Your goal |
Only lines with the word "Stimulus" are needed; collect each of them from the listing below.
##### Record list
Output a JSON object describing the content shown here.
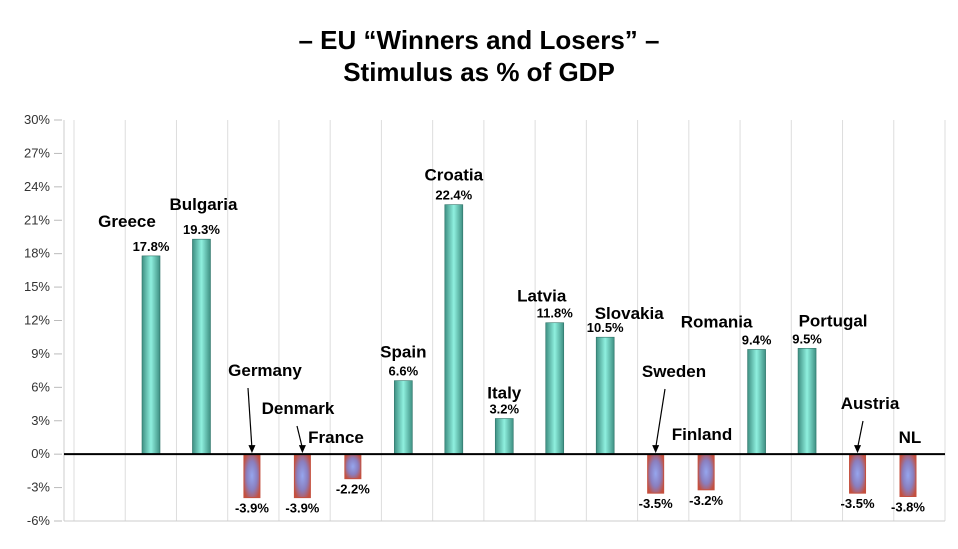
{
  "title_line1": "– EU “Winners and Losers” –",
  "title_line2": "Stimulus as % of GDP",
  "chart_data": {
    "type": "bar",
    "title": "– EU “Winners and Losers” – Stimulus as % of GDP",
    "xlabel": "",
    "ylabel": "",
    "ylim": [
      -6,
      30
    ],
    "y_ticks": [
      "30%",
      "27%",
      "24%",
      "21%",
      "18%",
      "15%",
      "12%",
      "9%",
      "6%",
      "3%",
      "0%",
      "-3%",
      "-6%"
    ],
    "grid": "vertical",
    "categories": [
      "Greece",
      "Bulgaria",
      "Germany",
      "Denmark",
      "France",
      "Spain",
      "Croatia",
      "Italy",
      "Latvia",
      "Slovakia",
      "Sweden",
      "Finland",
      "Romania",
      "Portugal",
      "Austria",
      "NL"
    ],
    "values": [
      17.8,
      19.3,
      -3.9,
      -3.9,
      -2.2,
      6.6,
      22.4,
      3.2,
      11.8,
      10.5,
      -3.5,
      -3.2,
      9.4,
      9.5,
      -3.5,
      -3.8
    ],
    "value_labels": [
      "17.8%",
      "19.3%",
      "-3.9%",
      "-3.9%",
      "-2.2%",
      "6.6%",
      "22.4%",
      "3.2%",
      "11.8%",
      "10.5%",
      "-3.5%",
      "-3.2%",
      "9.4%",
      "9.5%",
      "-3.5%",
      "-3.8%"
    ],
    "colors": {
      "positive_fill": "#3e8f82",
      "positive_highlight": "#8ff0df",
      "negative_border": "#c4503f",
      "negative_center": "#96a6ee",
      "zero_line": "#000000",
      "grid": "#dddddd"
    }
  }
}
##########
Completed task |
  "title_line2": "Stimulus as % of GDP",
    "title": "– EU “Winners and Losers” – Stimulus as % of GDP",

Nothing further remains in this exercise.